[Dataset entries]
[start]

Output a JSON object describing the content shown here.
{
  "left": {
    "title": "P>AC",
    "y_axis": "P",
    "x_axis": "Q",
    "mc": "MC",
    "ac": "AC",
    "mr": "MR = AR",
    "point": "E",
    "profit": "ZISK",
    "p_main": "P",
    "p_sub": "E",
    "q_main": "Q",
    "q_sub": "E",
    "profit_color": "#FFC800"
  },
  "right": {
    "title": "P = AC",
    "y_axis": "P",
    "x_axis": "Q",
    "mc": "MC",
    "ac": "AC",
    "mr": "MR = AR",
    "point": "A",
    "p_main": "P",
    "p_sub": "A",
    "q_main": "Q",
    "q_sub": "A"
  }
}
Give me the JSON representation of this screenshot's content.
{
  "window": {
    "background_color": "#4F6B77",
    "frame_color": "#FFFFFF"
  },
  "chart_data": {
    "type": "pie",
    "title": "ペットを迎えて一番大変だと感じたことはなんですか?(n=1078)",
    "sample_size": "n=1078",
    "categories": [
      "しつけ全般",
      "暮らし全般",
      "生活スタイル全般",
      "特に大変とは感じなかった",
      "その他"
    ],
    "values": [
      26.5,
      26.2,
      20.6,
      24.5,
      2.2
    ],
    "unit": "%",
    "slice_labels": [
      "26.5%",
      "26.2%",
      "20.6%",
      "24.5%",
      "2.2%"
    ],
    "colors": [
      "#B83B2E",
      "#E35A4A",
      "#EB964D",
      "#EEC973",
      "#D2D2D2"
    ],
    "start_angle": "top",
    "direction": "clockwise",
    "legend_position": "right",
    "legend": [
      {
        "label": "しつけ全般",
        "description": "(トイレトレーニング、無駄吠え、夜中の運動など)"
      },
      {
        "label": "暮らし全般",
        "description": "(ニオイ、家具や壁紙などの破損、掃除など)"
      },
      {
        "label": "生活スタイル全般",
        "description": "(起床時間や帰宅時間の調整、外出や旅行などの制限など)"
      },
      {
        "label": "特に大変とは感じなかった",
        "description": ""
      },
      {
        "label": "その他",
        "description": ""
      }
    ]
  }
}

[end]

- [WHAT IS REQUIRED]
Write out every line exactly as it stands.

- [SOLUTION FOR THIS TASK]
Output a JSON object describing the content shown here.
{
  "left": {
    "title": "P>AC",
    "y_axis": "P",
    "x_axis": "Q",
    "mc": "MC",
    "ac": "AC",
    "mr": "MR = AR",
    "point": "E",
    "profit": "ZISK",
    "p_main": "P",
    "p_sub": "E",
    "q_main": "Q",
    "q_sub": "E",
    "profit_color": "#FFC800"
  },
  "right": {
    "title": "P = AC",
    "y_axis": "P",
    "x_axis": "Q",
    "mc": "MC",
    "ac": "AC",
    "mr": "MR = AR",
    "point": "A",
    "p_main": "P",
    "p_sub": "A",
    "q_main": "Q",
    "q_sub": "A"
  }
}
Give me the JSON representation of this screenshot's content.
{
  "window": {
    "background_color": "#4F6B77",
    "frame_color": "#FFFFFF"
  },
  "chart_data": {
    "type": "pie",
    "title": "ペットを迎えて一番大変だと感じたことはなんですか?(n=1078)",
    "sample_size": "n=1078",
    "categories": [
      "しつけ全般",
      "暮らし全般",
      "生活スタイル全般",
      "特に大変とは感じなかった",
      "その他"
    ],
    "values": [
      26.5,
      26.2,
      20.6,
      24.5,
      2.2
    ],
    "unit": "%",
    "slice_labels": [
      "26.5%",
      "26.2%",
      "20.6%",
      "24.5%",
      "2.2%"
    ],
    "colors": [
      "#B83B2E",
      "#E35A4A",
      "#EB964D",
      "#EEC973",
      "#D2D2D2"
    ],
    "start_angle": "top",
    "direction": "clockwise",
    "legend_position": "right",
    "legend": [
      {
        "label": "しつけ全般",
        "description": "(トイレトレーニング、無駄吠え、夜中の運動など)"
      },
      {
        "label": "暮らし全般",
        "description": "(ニオイ、家具や壁紙などの破損、掃除など)"
      },
      {
        "label": "生活スタイル全般",
        "description": "(起床時間や帰宅時間の調整、外出や旅行などの制限など)"
      },
      {
        "label": "特に大変とは感じなかった",
        "description": ""
      },
      {
        "label": "その他",
        "description": ""
      }
    ]
  }
}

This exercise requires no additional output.